- [Request]
Write the count of lines that contain the word "ylabel" and nothing else.

Figure contents as structured data:
------------------------------------
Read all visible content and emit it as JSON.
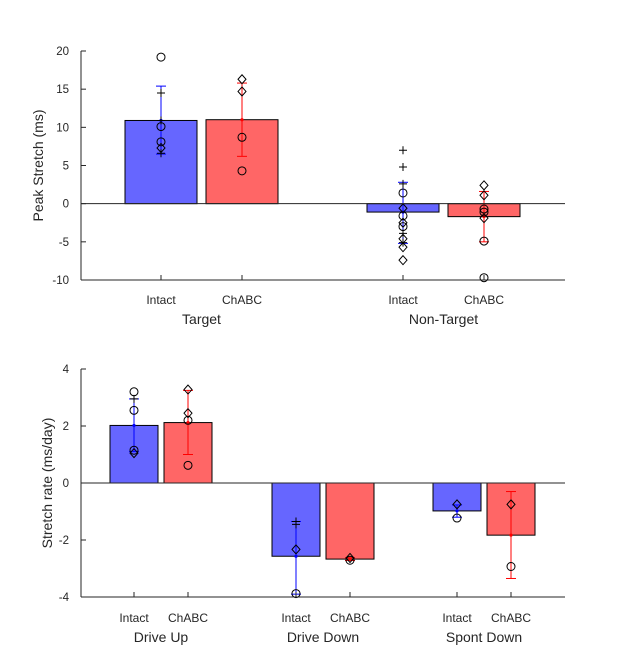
{
  "chart_data": [
    {
      "type": "bar",
      "ylabel": "Peak Stretch (ms)",
      "ylim": [
        -10,
        20
      ],
      "yticks": [
        -10,
        -5,
        0,
        5,
        10,
        15,
        20
      ],
      "grid": false,
      "groups": [
        {
          "name": "Target",
          "bars": [
            {
              "label": "Intact",
              "color": "#6666ff",
              "value": 10.9,
              "err_low": 6.5,
              "err_high": 15.4,
              "points": [
                {
                  "v": 19.2,
                  "m": "o"
                },
                {
                  "v": 14.5,
                  "m": "+"
                },
                {
                  "v": 10.9,
                  "m": "+"
                },
                {
                  "v": 10.1,
                  "m": "o"
                },
                {
                  "v": 8.1,
                  "m": "o"
                },
                {
                  "v": 7.3,
                  "m": "d"
                },
                {
                  "v": 6.6,
                  "m": "+"
                }
              ]
            },
            {
              "label": "ChABC",
              "color": "#ff6666",
              "value": 11.0,
              "err_low": 6.2,
              "err_high": 15.8,
              "points": [
                {
                  "v": 16.3,
                  "m": "d"
                },
                {
                  "v": 14.7,
                  "m": "d"
                },
                {
                  "v": 8.7,
                  "m": "o"
                },
                {
                  "v": 4.3,
                  "m": "o"
                }
              ]
            }
          ]
        },
        {
          "name": "Non-Target",
          "bars": [
            {
              "label": "Intact",
              "color": "#6666ff",
              "value": -1.1,
              "err_low": -5.2,
              "err_high": 2.8,
              "points": [
                {
                  "v": 7.0,
                  "m": "+"
                },
                {
                  "v": 4.8,
                  "m": "+"
                },
                {
                  "v": 2.6,
                  "m": "+"
                },
                {
                  "v": 1.4,
                  "m": "o"
                },
                {
                  "v": -0.6,
                  "m": "d"
                },
                {
                  "v": -1.6,
                  "m": "o"
                },
                {
                  "v": -2.5,
                  "m": "d"
                },
                {
                  "v": -3.0,
                  "m": "o"
                },
                {
                  "v": -3.9,
                  "m": "+"
                },
                {
                  "v": -4.6,
                  "m": "d"
                },
                {
                  "v": -5.1,
                  "m": "+"
                },
                {
                  "v": -5.7,
                  "m": "d"
                },
                {
                  "v": -7.4,
                  "m": "d"
                }
              ]
            },
            {
              "label": "ChABC",
              "color": "#ff6666",
              "value": -1.7,
              "err_low": -5.0,
              "err_high": 1.6,
              "points": [
                {
                  "v": 2.4,
                  "m": "d"
                },
                {
                  "v": 1.1,
                  "m": "d"
                },
                {
                  "v": -0.7,
                  "m": "o"
                },
                {
                  "v": -1.1,
                  "m": "o"
                },
                {
                  "v": -1.9,
                  "m": "d"
                },
                {
                  "v": -4.9,
                  "m": "o"
                },
                {
                  "v": -9.7,
                  "m": "o"
                }
              ]
            }
          ]
        }
      ]
    },
    {
      "type": "bar",
      "ylabel": "Stretch rate (ms/day)",
      "ylim": [
        -4,
        4
      ],
      "yticks": [
        -4,
        -2,
        0,
        2,
        4
      ],
      "grid": false,
      "groups": [
        {
          "name": "Drive Up",
          "bars": [
            {
              "label": "Intact",
              "color": "#6666ff",
              "value": 2.02,
              "err_low": 1.1,
              "err_high": 2.95,
              "points": [
                {
                  "v": 3.2,
                  "m": "o"
                },
                {
                  "v": 2.95,
                  "m": "+"
                },
                {
                  "v": 2.55,
                  "m": "o"
                },
                {
                  "v": 1.15,
                  "m": "o"
                },
                {
                  "v": 1.05,
                  "m": "d"
                }
              ]
            },
            {
              "label": "ChABC",
              "color": "#ff6666",
              "value": 2.12,
              "err_low": 1.0,
              "err_high": 3.25,
              "points": [
                {
                  "v": 3.28,
                  "m": "d"
                },
                {
                  "v": 2.45,
                  "m": "d"
                },
                {
                  "v": 2.2,
                  "m": "o"
                },
                {
                  "v": 0.62,
                  "m": "o"
                }
              ]
            }
          ]
        },
        {
          "name": "Drive Down",
          "bars": [
            {
              "label": "Intact",
              "color": "#6666ff",
              "value": -2.57,
              "err_low": -3.9,
              "err_high": -1.35,
              "points": [
                {
                  "v": -1.35,
                  "m": "+"
                },
                {
                  "v": -1.45,
                  "m": "+"
                },
                {
                  "v": -2.33,
                  "m": "d"
                },
                {
                  "v": -3.88,
                  "m": "o"
                }
              ]
            },
            {
              "label": "ChABC",
              "color": "#ff6666",
              "value": -2.67,
              "err_low": -2.72,
              "err_high": -2.62,
              "points": [
                {
                  "v": -2.63,
                  "m": "d"
                },
                {
                  "v": -2.71,
                  "m": "o"
                }
              ]
            }
          ]
        },
        {
          "name": "Spont Down",
          "bars": [
            {
              "label": "Intact",
              "color": "#6666ff",
              "value": -0.98,
              "err_low": -1.2,
              "err_high": -0.77,
              "points": [
                {
                  "v": -0.75,
                  "m": "d"
                },
                {
                  "v": -1.23,
                  "m": "o"
                }
              ]
            },
            {
              "label": "ChABC",
              "color": "#ff6666",
              "value": -1.83,
              "err_low": -3.35,
              "err_high": -0.3,
              "points": [
                {
                  "v": -0.75,
                  "m": "d"
                },
                {
                  "v": -2.93,
                  "m": "o"
                }
              ]
            }
          ]
        }
      ]
    }
  ]
}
------------------------------------
- [In response]
2